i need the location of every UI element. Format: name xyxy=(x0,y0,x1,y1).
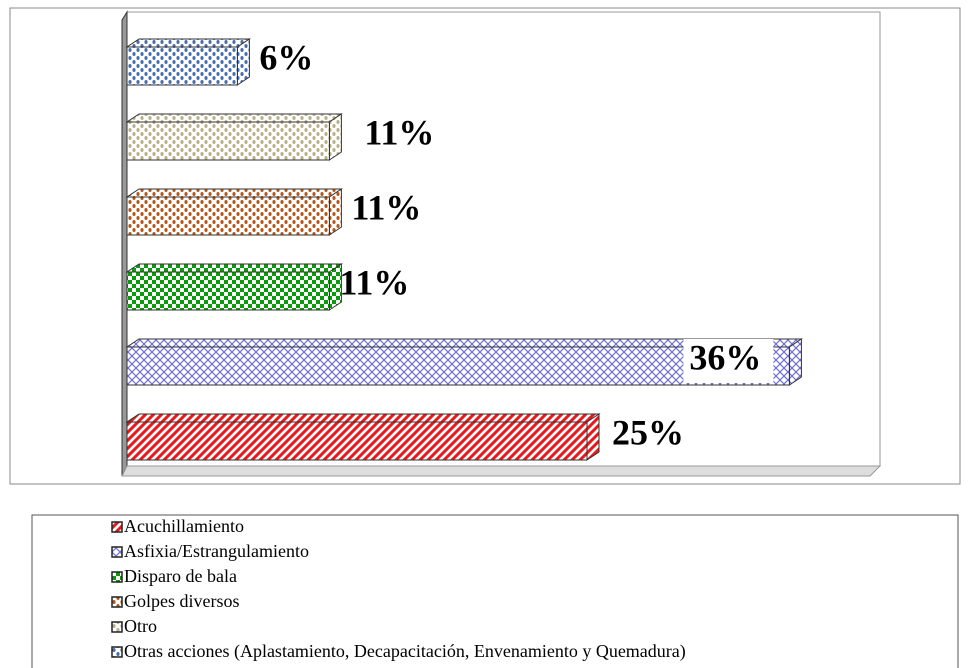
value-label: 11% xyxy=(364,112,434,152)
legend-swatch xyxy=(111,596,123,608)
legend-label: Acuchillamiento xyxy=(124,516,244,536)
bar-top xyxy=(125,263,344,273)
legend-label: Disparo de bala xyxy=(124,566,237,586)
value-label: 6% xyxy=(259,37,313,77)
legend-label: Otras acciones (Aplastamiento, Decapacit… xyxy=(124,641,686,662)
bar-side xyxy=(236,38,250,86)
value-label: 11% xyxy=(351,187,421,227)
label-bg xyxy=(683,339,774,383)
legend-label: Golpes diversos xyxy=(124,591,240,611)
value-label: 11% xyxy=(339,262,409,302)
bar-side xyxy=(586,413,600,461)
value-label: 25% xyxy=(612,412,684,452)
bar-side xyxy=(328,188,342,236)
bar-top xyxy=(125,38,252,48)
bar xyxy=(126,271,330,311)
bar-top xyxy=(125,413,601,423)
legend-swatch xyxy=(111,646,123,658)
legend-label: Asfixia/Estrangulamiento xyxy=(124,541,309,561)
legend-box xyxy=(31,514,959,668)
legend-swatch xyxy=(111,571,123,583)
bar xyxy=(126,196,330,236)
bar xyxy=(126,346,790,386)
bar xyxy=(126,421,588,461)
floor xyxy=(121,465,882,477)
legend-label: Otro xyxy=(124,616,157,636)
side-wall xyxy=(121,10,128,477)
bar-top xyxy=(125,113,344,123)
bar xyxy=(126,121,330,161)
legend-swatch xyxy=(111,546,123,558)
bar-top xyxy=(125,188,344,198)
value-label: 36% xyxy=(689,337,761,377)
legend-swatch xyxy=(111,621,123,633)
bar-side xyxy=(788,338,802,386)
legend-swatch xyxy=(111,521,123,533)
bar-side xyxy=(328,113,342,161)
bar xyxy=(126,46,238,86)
:::::
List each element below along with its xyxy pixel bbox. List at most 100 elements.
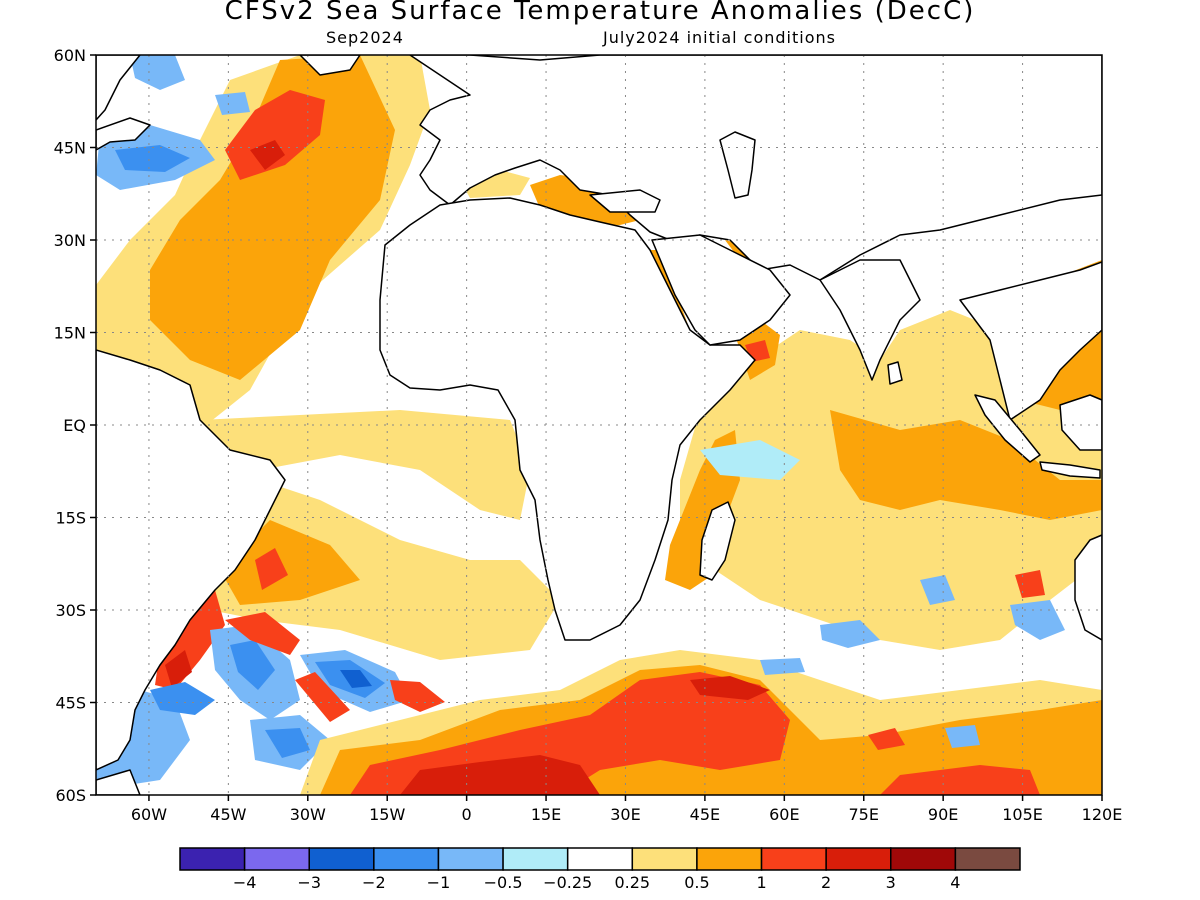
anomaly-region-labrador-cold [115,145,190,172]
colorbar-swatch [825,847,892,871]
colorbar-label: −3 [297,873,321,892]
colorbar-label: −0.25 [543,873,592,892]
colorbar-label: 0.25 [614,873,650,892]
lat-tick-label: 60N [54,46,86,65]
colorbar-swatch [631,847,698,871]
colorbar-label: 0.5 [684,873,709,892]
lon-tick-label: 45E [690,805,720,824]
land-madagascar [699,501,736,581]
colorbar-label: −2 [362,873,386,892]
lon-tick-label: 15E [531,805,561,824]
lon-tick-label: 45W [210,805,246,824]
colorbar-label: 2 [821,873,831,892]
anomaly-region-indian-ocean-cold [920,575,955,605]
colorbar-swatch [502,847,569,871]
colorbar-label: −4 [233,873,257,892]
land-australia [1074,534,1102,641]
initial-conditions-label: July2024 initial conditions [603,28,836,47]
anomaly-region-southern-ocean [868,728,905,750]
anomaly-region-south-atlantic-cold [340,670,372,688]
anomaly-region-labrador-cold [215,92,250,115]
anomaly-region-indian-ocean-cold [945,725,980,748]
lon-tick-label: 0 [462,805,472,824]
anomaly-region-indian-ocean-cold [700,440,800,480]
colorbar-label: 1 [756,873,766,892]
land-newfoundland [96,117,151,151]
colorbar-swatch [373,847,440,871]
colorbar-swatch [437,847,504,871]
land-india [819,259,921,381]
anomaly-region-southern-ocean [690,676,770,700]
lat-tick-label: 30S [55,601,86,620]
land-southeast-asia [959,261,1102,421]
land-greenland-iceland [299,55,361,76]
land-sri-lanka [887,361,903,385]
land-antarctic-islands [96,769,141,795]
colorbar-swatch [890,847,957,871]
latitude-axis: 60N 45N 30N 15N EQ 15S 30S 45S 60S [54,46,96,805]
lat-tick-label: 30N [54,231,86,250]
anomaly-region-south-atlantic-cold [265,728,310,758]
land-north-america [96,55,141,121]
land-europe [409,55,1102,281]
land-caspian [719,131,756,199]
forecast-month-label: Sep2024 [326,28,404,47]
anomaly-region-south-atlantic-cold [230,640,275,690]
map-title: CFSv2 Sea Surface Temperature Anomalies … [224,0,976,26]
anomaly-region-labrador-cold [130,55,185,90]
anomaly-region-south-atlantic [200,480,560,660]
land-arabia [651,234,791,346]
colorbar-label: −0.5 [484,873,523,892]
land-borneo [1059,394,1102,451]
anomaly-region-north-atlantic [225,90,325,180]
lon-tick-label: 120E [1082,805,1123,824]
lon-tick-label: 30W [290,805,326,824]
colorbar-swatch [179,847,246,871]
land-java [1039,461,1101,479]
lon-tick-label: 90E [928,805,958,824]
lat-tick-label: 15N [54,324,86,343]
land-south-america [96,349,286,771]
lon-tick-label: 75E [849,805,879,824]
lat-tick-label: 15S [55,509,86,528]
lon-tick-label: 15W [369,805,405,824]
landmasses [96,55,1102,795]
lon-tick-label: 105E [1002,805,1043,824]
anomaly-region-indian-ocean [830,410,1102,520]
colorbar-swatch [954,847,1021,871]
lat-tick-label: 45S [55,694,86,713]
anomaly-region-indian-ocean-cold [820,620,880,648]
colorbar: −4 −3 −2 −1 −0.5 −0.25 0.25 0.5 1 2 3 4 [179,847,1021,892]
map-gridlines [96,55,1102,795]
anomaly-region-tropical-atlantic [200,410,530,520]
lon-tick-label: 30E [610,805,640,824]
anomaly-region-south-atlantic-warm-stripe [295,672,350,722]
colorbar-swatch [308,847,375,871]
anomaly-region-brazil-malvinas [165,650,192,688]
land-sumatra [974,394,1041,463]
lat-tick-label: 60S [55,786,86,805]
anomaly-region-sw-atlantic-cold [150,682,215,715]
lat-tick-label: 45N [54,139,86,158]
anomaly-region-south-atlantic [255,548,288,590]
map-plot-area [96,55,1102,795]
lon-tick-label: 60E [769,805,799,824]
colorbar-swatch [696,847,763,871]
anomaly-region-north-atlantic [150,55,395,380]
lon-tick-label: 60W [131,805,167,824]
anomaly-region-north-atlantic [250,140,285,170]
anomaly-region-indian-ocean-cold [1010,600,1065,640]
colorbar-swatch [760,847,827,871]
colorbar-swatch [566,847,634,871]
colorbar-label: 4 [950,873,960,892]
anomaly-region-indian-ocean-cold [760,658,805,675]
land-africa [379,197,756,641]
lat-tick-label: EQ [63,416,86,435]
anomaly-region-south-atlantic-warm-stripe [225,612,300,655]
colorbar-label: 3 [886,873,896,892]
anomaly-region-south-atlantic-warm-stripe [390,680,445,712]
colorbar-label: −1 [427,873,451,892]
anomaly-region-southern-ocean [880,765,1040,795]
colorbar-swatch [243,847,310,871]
:::::
#### Objective:
Format the listing as a Markdown table, starting with the line that contains "anomaly-region-labrador-cold [115,145,190,172]" and continuing through the line that contains "land-madagascar [699,501,736,581]". Use the columns Row and Entry, number each line in order, and leave out any blank lines.

#### Answer to the problem:
| Row | Entry |
|---|---|
| 1 | anomaly-region-labrador-cold [115,145,190,172] |
| 2 | colorbar-swatch [825,847,892,871] |
| 3 | colorbar-label: −3 [297,873,321,892] |
| 4 | colorbar-label: −0.25 [543,873,592,892] |
| 5 | colorbar-label: 0.25 [614,873,650,892] |
| 6 | lat-tick-label: 60N [54,46,86,65] |
| 7 | colorbar-swatch [631,847,698,871] |
| 8 | colorbar-label: 0.5 [684,873,709,892] |
| 9 | lon-tick-label: 45E [690,805,720,824] |
| 10 | land-madagascar [699,501,736,581] |